--- START OF Recorded data ---
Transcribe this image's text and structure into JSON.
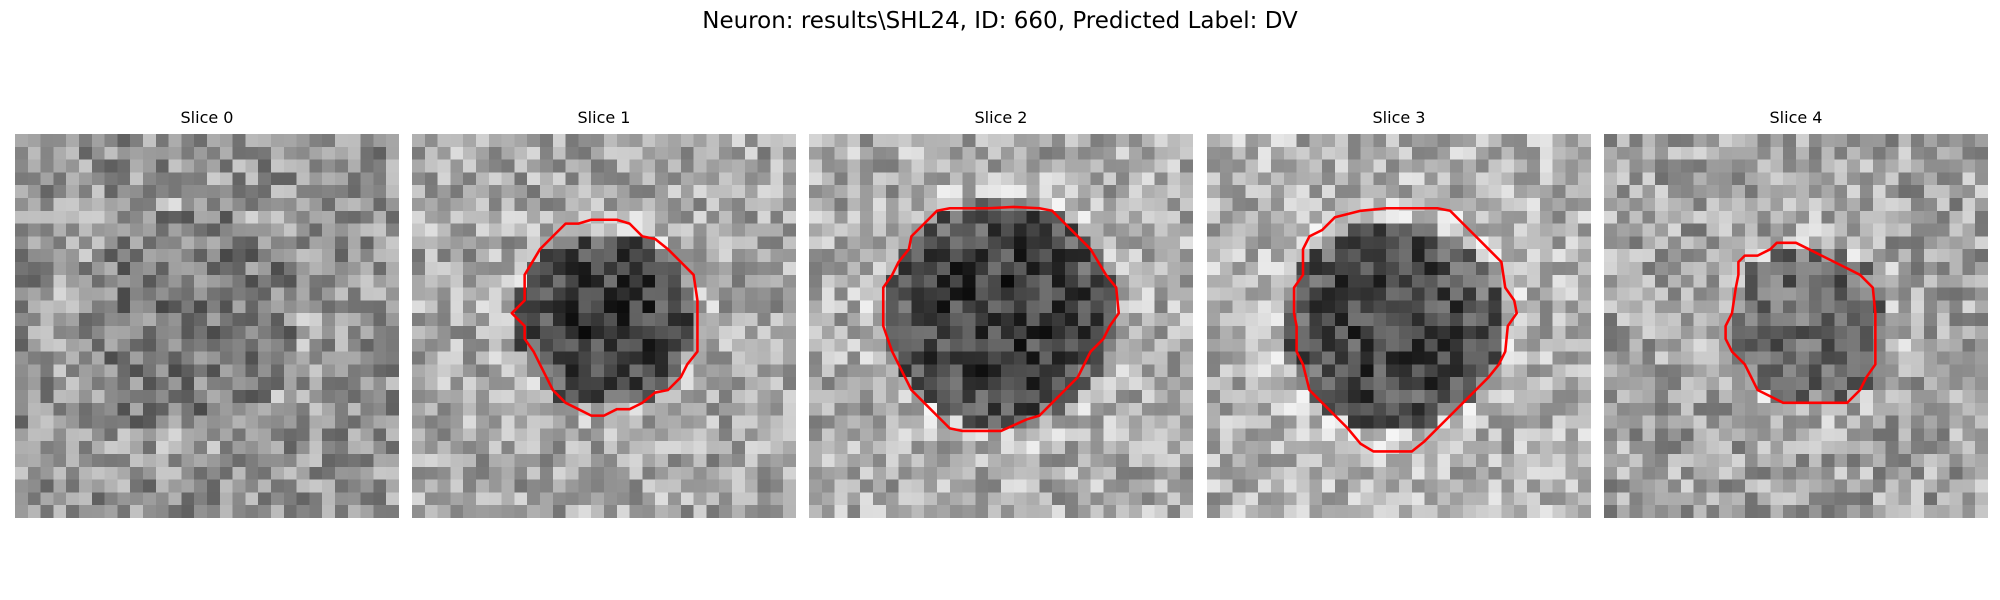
{
  "figure": {
    "title": "Neuron: results\\SHL24, ID: 660, Predicted Label: DV"
  },
  "colors": {
    "contour": "#ff0000",
    "background": "#ffffff"
  },
  "panels": [
    {
      "title": "Slice 0",
      "has_contour": false
    },
    {
      "title": "Slice 1",
      "has_contour": true
    },
    {
      "title": "Slice 2",
      "has_contour": true
    },
    {
      "title": "Slice 3",
      "has_contour": true
    },
    {
      "title": "Slice 4",
      "has_contour": true
    }
  ]
}
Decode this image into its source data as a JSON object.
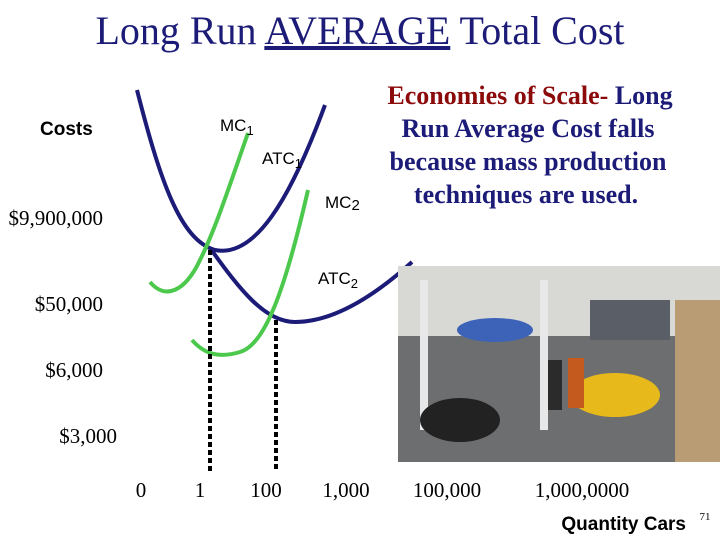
--- END OF Recorded data ---
* Objective
Transcribe the material exactly, and leave out whatever pictures it holds.

* Solution for this exercise
Transcribe this image's text and structure into JSON.
{
  "figure": {
    "title": "Neuron: results\\SHL24, ID: 660, Predicted Label: DV"
  },
  "colors": {
    "contour": "#ff0000",
    "background": "#ffffff"
  },
  "panels": [
    {
      "title": "Slice 0",
      "has_contour": false
    },
    {
      "title": "Slice 1",
      "has_contour": true
    },
    {
      "title": "Slice 2",
      "has_contour": true
    },
    {
      "title": "Slice 3",
      "has_contour": true
    },
    {
      "title": "Slice 4",
      "has_contour": true
    }
  ]
}
Decode this image into its source data as a JSON object.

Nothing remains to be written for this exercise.